# [WHAT THE TASK REQUIRES]
Set down all of the data that follows word for word, without the images.

Stored entries
_ _ _ _ _
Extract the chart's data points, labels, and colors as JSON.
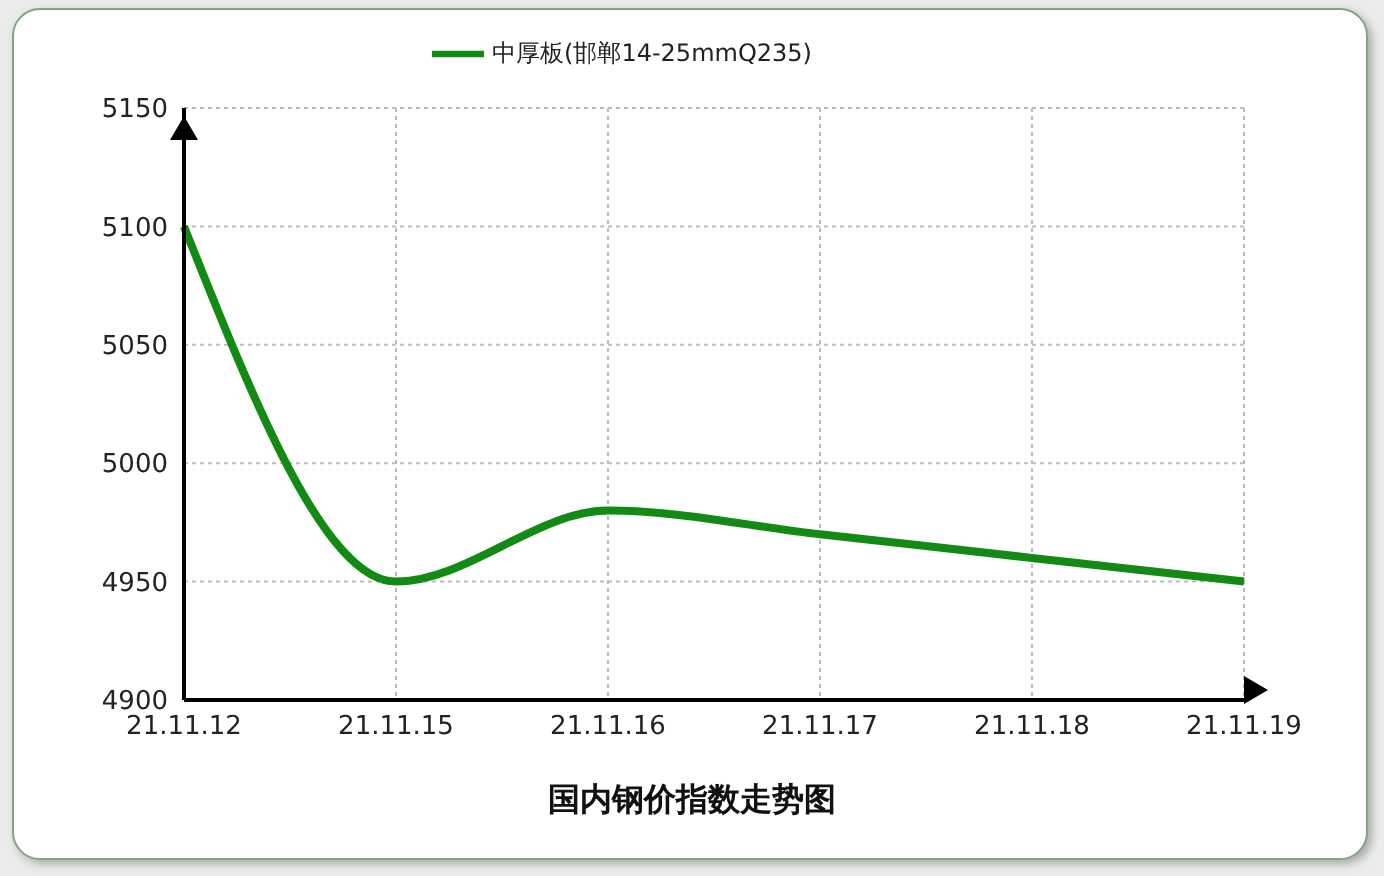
{
  "chart_data": {
    "type": "line",
    "title": "国内钢价指数走势图",
    "categories": [
      "21.11.12",
      "21.11.15",
      "21.11.16",
      "21.11.17",
      "21.11.18",
      "21.11.19"
    ],
    "series": [
      {
        "name": "中厚板(邯郸14-25mmQ235)",
        "color": "#138a13",
        "values": [
          5100,
          4950,
          4980,
          4970,
          4960,
          4950
        ]
      }
    ],
    "ylim": [
      4900,
      5150
    ],
    "yticks": [
      4900,
      4950,
      5000,
      5050,
      5100,
      5150
    ],
    "grid": true,
    "legend": "top",
    "marker": "none",
    "line_style": "solid"
  }
}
_ _ _ _ _
# [EXPECTED ANSWER]
Extract the chart's data points, labels, and colors as JSON.
{
  "chart_data": {
    "type": "line",
    "title": "国内钢价指数走势图",
    "categories": [
      "21.11.12",
      "21.11.15",
      "21.11.16",
      "21.11.17",
      "21.11.18",
      "21.11.19"
    ],
    "series": [
      {
        "name": "中厚板(邯郸14-25mmQ235)",
        "color": "#138a13",
        "values": [
          5100,
          4950,
          4980,
          4970,
          4960,
          4950
        ]
      }
    ],
    "ylim": [
      4900,
      5150
    ],
    "yticks": [
      4900,
      4950,
      5000,
      5050,
      5100,
      5150
    ],
    "grid": true,
    "legend": "top",
    "marker": "none",
    "line_style": "solid"
  }
}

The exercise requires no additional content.